PASSAGE PROVIDED –
I agree. I like his game, nice player.


----------



## qwerty (Oct 26, 2004)

> Originally posted by <b>lister333</b>!
> good run by pike..


Watching pike run reminds me of a retarded penguin. Anyone else think that?


----------



## lister333 (May 6, 2003)

bulls slow down the rythm.


----------



## lister333 (May 6, 2003)

rush with another three. bulls by 6 in the half.


----------



## bullsville (Jan 23, 2005)

> Originally posted by <b>Vintage</b>!
> 
> 
> What channel is this on?
> ...


It's on Channel 502.










Just kidding, I have NBA League Pass.


----------



## Vintage (Nov 8, 2002)

Who are the defensive wizzes guarding Rush and Hart?


----------



## Future (Jul 24, 2002)

> Originally posted by <b>Vintage</b>!
> Who are the defensive wizzes guarding Rush and Hart?


Pike got ****in manhandled by Rush


----------



## rwj333 (Aug 10, 2002)

Stephen Jackson just threw the worst pass I've ever seen. There was nobody with 10+ feet. I think he thought the referee was on his team- the ref had to jump out of the way.


----------



## VincentVega (Oct 12, 2003)

Hinrich needs to guard Rush the whole game. He killed him in college.

Jason Hart = hugely underrated.


----------



## BealeFarange (May 22, 2004)

I understand that Noc came in and played great ball in the second quarter...but didn't it seem weird to anyone that Luol didn't play until the final 30 seconds of the second quarter after a dazzling first quarter??

He looked annoyed on the bench. 

I guess that's what he gets for trying to create a layup from nothing right before he got pulled...and you know what, I'm okay with that. Before long, you'll hear me clamoring for Skiles to win coach of the year. 

Winning does strange things...


----------



## airety (Oct 29, 2002)

In Sporting News' midseason report, they have Skiles #2 behind McMillan for Coach of the Year.

Reasoning? It's a lot to do with the players, the tradition, and the circumstances. I guess anyone who gets the Bulls over .500 is looking at top 5 Coach of the Year


----------



## Killuminati (Jul 30, 2002)

Man the Bobcats are a pain in the ***. Every time the Bulls started to pull ahead, they came right back.  

Rush and Hart are torching us which really says it all.  Hopefully we can put 'em to bed in the 2nd.


----------



## dkg1 (May 31, 2002)

> Originally posted by <b>lister333</b>!
> good run by pike..


but he's got to play defense


----------



## lister333 (May 6, 2003)

slow start!!!! we need a spark!!


----------



## madox (Jan 6, 2004)

> Originally posted by <b>BealeFarange</b>!

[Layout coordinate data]

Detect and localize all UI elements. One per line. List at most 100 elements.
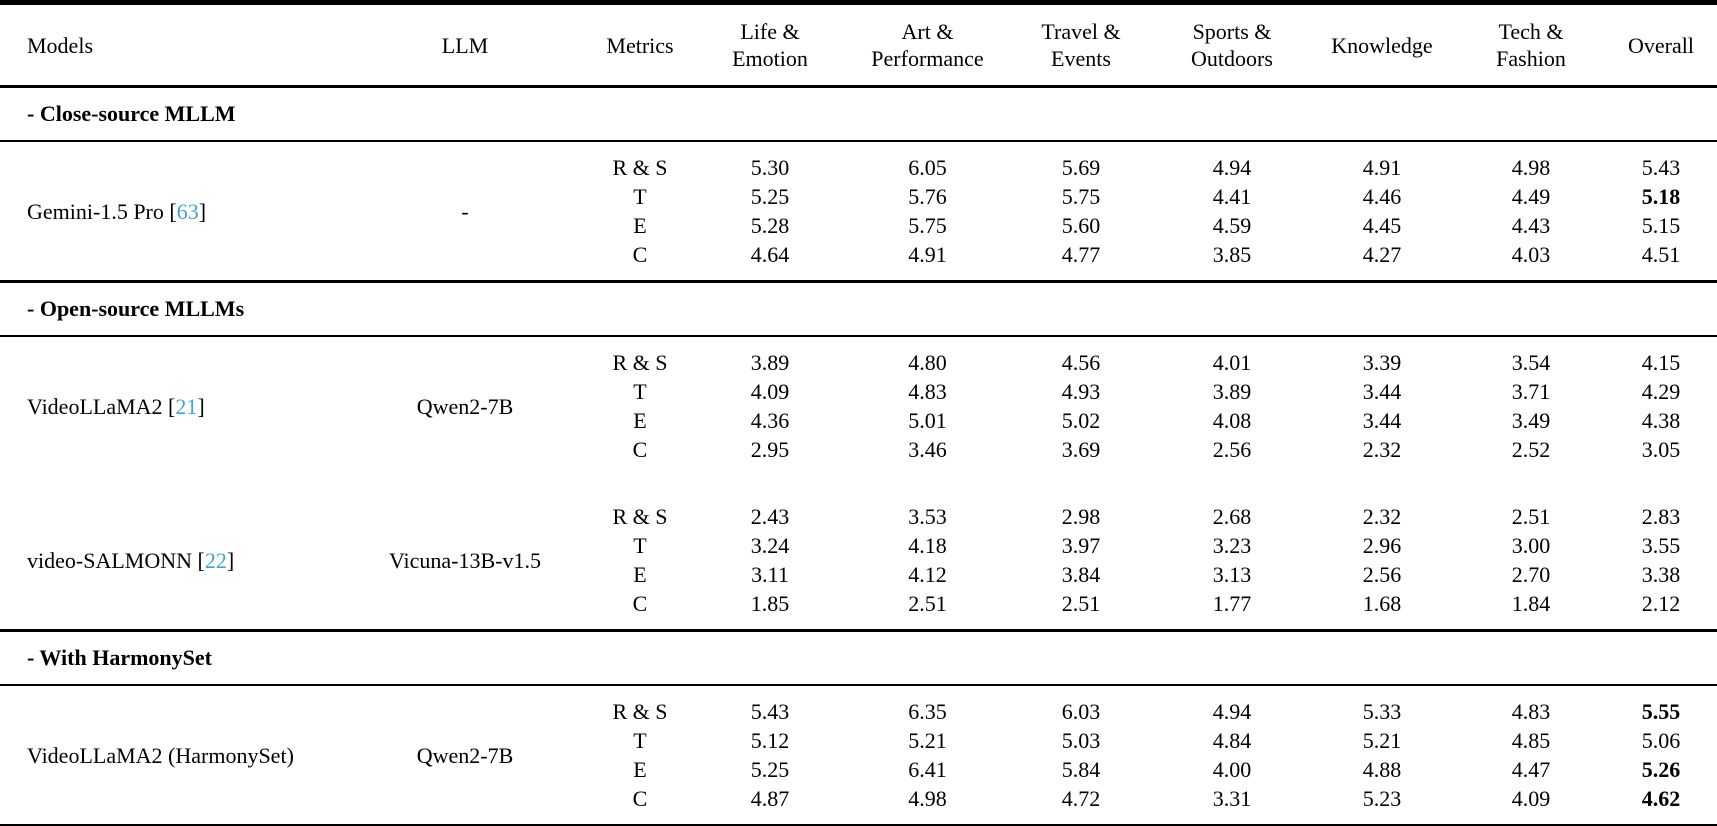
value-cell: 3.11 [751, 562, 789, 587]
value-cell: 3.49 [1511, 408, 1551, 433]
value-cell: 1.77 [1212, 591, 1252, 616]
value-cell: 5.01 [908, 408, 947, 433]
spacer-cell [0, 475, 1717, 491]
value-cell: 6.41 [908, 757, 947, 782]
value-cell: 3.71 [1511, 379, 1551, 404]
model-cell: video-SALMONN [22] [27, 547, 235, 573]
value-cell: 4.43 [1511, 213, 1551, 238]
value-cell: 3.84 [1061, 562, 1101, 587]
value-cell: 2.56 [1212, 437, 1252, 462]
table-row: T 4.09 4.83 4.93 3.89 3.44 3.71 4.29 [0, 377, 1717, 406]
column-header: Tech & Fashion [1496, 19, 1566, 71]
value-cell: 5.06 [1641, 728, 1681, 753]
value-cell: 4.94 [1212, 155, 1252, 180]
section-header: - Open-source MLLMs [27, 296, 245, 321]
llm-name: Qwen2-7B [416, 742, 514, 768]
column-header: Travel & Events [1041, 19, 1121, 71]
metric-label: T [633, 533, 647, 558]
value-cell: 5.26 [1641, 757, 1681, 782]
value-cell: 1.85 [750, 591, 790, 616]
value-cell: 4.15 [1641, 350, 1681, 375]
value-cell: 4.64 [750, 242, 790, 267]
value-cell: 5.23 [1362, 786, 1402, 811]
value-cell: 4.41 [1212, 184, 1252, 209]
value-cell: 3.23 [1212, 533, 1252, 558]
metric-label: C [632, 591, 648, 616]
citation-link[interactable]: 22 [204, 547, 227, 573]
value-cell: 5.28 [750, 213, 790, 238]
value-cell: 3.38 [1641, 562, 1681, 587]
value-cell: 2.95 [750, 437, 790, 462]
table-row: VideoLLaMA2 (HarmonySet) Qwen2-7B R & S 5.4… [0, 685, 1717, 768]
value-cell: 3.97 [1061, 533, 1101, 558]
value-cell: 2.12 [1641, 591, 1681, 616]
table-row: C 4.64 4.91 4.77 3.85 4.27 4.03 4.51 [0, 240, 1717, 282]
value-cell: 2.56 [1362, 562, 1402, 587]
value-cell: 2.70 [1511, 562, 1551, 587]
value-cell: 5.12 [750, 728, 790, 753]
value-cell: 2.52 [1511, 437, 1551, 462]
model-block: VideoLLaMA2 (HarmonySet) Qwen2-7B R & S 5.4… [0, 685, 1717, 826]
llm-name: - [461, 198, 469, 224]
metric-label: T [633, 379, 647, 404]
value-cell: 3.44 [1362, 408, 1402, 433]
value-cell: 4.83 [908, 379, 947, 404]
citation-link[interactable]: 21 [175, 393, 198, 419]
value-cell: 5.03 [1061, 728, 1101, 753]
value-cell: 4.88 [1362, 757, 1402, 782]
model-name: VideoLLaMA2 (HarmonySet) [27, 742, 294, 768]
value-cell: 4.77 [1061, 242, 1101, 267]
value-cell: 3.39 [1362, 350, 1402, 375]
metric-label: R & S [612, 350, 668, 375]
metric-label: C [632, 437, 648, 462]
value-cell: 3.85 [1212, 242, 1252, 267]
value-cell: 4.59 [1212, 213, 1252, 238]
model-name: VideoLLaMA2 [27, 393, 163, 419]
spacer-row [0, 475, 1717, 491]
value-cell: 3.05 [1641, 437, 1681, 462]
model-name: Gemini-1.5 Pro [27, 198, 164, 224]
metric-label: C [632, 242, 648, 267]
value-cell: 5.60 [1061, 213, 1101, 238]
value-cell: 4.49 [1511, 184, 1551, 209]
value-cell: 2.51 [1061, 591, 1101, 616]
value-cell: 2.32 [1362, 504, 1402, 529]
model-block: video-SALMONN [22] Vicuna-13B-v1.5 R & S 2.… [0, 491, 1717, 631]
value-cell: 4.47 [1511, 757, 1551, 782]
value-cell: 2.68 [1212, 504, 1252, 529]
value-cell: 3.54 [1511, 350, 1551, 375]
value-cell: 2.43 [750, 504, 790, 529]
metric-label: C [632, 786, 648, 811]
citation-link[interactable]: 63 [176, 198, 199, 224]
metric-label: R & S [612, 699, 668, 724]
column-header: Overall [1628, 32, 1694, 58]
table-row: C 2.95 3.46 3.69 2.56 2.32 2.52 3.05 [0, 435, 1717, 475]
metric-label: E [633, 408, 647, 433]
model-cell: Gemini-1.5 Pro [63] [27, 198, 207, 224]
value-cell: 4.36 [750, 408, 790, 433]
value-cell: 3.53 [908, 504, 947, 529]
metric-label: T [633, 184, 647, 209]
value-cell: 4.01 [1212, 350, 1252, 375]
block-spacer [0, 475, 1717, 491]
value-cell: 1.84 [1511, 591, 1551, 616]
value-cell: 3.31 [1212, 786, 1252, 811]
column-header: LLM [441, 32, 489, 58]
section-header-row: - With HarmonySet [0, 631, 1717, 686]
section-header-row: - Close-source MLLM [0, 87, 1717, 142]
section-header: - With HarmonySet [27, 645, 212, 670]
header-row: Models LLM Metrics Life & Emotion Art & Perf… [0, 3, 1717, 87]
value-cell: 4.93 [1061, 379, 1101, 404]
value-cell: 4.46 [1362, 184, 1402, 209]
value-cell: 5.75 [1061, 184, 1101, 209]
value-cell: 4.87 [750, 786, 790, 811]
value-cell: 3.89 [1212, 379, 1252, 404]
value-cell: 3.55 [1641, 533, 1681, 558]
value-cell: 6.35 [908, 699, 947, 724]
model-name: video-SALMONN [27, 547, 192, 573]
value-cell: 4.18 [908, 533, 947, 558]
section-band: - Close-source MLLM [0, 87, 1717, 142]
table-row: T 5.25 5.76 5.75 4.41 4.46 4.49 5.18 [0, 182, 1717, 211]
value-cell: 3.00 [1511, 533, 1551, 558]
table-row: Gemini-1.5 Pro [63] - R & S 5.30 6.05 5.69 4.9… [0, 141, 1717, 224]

BRIEF –
In the forum thread, which coach does the Sporting News midseason report rank ahead of Skiles for Coach of the Year? The layout coordinate data comes from a different source than the forum thread.

REPLY –
McMillan